## Task to complete
All the data beneath this line is to be reproduced exactly.

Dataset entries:
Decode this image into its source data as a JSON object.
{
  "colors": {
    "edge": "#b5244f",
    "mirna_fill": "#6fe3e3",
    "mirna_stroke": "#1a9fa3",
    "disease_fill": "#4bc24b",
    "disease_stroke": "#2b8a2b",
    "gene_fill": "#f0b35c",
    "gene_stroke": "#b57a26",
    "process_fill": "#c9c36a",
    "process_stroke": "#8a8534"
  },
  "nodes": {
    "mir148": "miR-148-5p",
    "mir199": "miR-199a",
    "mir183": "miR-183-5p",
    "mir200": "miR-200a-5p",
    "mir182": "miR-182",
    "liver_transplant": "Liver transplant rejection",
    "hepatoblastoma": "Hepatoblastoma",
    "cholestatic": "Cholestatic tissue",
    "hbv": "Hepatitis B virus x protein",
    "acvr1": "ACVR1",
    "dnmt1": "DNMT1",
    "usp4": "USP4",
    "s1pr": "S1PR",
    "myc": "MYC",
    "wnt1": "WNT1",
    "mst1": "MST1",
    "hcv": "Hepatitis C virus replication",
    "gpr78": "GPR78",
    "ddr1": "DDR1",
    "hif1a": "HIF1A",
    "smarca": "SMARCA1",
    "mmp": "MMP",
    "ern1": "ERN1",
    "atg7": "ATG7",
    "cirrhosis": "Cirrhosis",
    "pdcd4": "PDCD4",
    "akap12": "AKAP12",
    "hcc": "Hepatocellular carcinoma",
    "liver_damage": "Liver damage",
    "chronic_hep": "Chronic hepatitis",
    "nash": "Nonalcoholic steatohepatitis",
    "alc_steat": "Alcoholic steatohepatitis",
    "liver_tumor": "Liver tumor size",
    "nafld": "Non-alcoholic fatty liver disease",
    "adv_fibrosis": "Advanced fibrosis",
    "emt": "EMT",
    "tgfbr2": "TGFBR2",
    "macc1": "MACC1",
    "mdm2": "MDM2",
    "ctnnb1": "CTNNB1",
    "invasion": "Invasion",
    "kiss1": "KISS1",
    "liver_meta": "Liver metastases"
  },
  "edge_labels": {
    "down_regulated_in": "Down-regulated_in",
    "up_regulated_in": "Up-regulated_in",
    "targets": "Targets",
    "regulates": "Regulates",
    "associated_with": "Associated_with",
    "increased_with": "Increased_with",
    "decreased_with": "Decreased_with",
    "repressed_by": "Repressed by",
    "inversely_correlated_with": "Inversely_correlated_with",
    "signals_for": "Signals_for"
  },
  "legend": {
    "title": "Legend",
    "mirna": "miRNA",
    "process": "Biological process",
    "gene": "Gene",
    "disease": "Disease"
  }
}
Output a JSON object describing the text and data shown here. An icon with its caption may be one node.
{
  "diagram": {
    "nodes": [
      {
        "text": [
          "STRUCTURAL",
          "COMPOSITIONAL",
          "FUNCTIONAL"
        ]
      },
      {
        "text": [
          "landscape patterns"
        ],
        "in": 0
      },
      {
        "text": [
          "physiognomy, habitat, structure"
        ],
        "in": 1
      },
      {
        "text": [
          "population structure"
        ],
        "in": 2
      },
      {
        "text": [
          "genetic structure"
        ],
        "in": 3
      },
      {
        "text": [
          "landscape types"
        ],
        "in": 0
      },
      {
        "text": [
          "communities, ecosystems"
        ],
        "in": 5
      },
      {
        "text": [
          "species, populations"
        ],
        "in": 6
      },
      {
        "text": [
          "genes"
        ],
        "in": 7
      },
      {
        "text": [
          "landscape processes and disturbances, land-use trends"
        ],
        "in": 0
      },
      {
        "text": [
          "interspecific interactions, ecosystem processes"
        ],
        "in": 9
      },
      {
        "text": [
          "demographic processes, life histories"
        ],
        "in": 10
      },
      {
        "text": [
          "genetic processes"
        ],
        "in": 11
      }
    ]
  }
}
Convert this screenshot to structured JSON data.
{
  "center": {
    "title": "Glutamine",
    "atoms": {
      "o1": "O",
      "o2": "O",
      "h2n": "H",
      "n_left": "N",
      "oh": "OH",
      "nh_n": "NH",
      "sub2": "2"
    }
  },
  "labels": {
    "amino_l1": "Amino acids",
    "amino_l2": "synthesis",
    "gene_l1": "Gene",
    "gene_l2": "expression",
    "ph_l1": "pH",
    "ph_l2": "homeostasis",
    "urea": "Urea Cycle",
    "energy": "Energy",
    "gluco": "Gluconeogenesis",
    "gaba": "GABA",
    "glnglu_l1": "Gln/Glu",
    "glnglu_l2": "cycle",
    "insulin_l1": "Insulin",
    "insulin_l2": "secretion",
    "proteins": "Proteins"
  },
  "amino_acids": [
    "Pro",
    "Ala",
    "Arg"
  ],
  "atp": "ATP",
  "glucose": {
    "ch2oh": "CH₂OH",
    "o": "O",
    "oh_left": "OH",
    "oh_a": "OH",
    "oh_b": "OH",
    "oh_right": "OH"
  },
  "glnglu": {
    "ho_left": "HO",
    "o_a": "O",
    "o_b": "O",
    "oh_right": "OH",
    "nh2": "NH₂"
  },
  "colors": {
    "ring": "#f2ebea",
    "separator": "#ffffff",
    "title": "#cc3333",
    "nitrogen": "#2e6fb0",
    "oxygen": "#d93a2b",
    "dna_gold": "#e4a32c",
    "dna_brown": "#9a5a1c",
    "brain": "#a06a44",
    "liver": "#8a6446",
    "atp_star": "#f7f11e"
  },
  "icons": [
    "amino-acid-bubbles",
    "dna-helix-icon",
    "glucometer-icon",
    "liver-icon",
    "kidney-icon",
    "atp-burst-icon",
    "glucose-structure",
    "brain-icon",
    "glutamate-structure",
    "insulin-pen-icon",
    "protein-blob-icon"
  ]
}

## Solution to this exercise
Decode this image into its source data as a JSON object.
{
  "colors": {
    "edge": "#b5244f",
    "mirna_fill": "#6fe3e3",
    "mirna_stroke": "#1a9fa3",
    "disease_fill": "#4bc24b",
    "disease_stroke": "#2b8a2b",
    "gene_fill": "#f0b35c",
    "gene_stroke": "#b57a26",
    "process_fill": "#c9c36a",
    "process_stroke": "#8a8534"
  },
  "nodes": {
    "mir148": "miR-148-5p",
    "mir199": "miR-199a",
    "mir183": "miR-183-5p",
    "mir200": "miR-200a-5p",
    "mir182": "miR-182",
    "liver_transplant": "Liver transplant rejection",
    "hepatoblastoma": "Hepatoblastoma",
    "cholestatic": "Cholestatic tissue",
    "hbv": "Hepatitis B virus x protein",
    "acvr1": "ACVR1",
    "dnmt1": "DNMT1",
    "usp4": "USP4",
    "s1pr": "S1PR",
    "myc": "MYC",
    "wnt1": "WNT1",
    "mst1": "MST1",
    "hcv": "Hepatitis C virus replication",
    "gpr78": "GPR78",
    "ddr1": "DDR1",
    "hif1a": "HIF1A",
    "smarca": "SMARCA1",
    "mmp": "MMP",
    "ern1": "ERN1",
    "atg7": "ATG7",
    "cirrhosis": "Cirrhosis",
    "pdcd4": "PDCD4",
    "akap12": "AKAP12",
    "hcc": "Hepatocellular carcinoma",
    "liver_damage": "Liver damage",
    "chronic_hep": "Chronic hepatitis",
    "nash": "Nonalcoholic steatohepatitis",
    "alc_steat": "Alcoholic steatohepatitis",
    "liver_tumor": "Liver tumor size",
    "nafld": "Non-alcoholic fatty liver disease",
    "adv_fibrosis": "Advanced fibrosis",
    "emt": "EMT",
    "tgfbr2": "TGFBR2",
    "macc1": "MACC1",
    "mdm2": "MDM2",
    "ctnnb1": "CTNNB1",
    "invasion": "Invasion",
    "kiss1": "KISS1",
    "liver_meta": "Liver metastases"
  },
  "edge_labels": {
    "down_regulated_in": "Down-regulated_in",
    "up_regulated_in": "Up-regulated_in",
    "targets": "Targets",
    "regulates": "Regulates",
    "associated_with": "Associated_with",
    "increased_with": "Increased_with",
    "decreased_with": "Decreased_with",
    "repressed_by": "Repressed by",
    "inversely_correlated_with": "Inversely_correlated_with",
    "signals_for": "Signals_for"
  },
  "legend": {
    "title": "Legend",
    "mirna": "miRNA",
    "process": "Biological process",
    "gene": "Gene",
    "disease": "Disease"
  }
}
Output a JSON object describing the text and data shown here. An icon with its caption may be one node.
{
  "diagram": {
    "nodes": [
      {
        "text": [
          "STRUCTURAL",
          "COMPOSITIONAL",
          "FUNCTIONAL"
        ]
      },
      {
        "text": [
          "landscape patterns"
        ],
        "in": 0
      },
      {
        "text": [
          "physiognomy, habitat, structure"
        ],
        "in": 1
      },
      {
        "text": [
          "population structure"
        ],
        "in": 2
      },
      {
        "text": [
          "genetic structure"
        ],
        "in": 3
      },
      {
        "text": [
          "landscape types"
        ],
        "in": 0
      },
      {
        "text": [
          "communities, ecosystems"
        ],
        "in": 5
      },
      {
        "text": [
          "species, populations"
        ],
        "in": 6
      },
      {
        "text": [
          "genes"
        ],
        "in": 7
      },
      {
        "text": [
          "landscape processes and disturbances, land-use trends"
        ],
        "in": 0
      },
      {
        "text": [
          "interspecific interactions, ecosystem processes"
        ],
        "in": 9
      },
      {
        "text": [
          "demographic processes, life histories"
        ],
        "in": 10
      },
      {
        "text": [
          "genetic processes"
        ],
        "in": 11
      }
    ]
  }
}
Convert this screenshot to structured JSON data.
{
  "center": {
    "title": "Glutamine",
    "atoms": {
      "o1": "O",
      "o2": "O",
      "h2n": "H",
      "n_left": "N",
      "oh": "OH",
      "nh_n": "NH",
      "sub2": "2"
    }
  },
  "labels": {
    "amino_l1": "Amino acids",
    "amino_l2": "synthesis",
    "gene_l1": "Gene",
    "gene_l2": "expression",
    "ph_l1": "pH",
    "ph_l2": "homeostasis",
    "urea": "Urea Cycle",
    "energy": "Energy",
    "gluco": "Gluconeogenesis",
    "gaba": "GABA",
    "glnglu_l1": "Gln/Glu",
    "glnglu_l2": "cycle",
    "insulin_l1": "Insulin",
    "insulin_l2": "secretion",
    "proteins": "Proteins"
  },
  "amino_acids": [
    "Pro",
    "Ala",
    "Arg"
  ],
  "atp": "ATP",
  "glucose": {
    "ch2oh": "CH₂OH",
    "o": "O",
    "oh_left": "OH",
    "oh_a": "OH",
    "oh_b": "OH",
    "oh_right": "OH"
  },
  "glnglu": {
    "ho_left": "HO",
    "o_a": "O",
    "o_b": "O",
    "oh_right": "OH",
    "nh2": "NH₂"
  },
  "colors": {
    "ring": "#f2ebea",
    "separator": "#ffffff",
    "title": "#cc3333",
    "nitrogen": "#2e6fb0",
    "oxygen": "#d93a2b",
    "dna_gold": "#e4a32c",
    "dna_brown": "#9a5a1c",
    "brain": "#a06a44",
    "liver": "#8a6446",
    "atp_star": "#f7f11e"
  },
  "icons": [
    "amino-acid-bubbles",
    "dna-helix-icon",
    "glucometer-icon",
    "liver-icon",
    "kidney-icon",
    "atp-burst-icon",
    "glucose-structure",
    "brain-icon",
    "glutamate-structure",
    "insulin-pen-icon",
    "protein-blob-icon"
  ]
}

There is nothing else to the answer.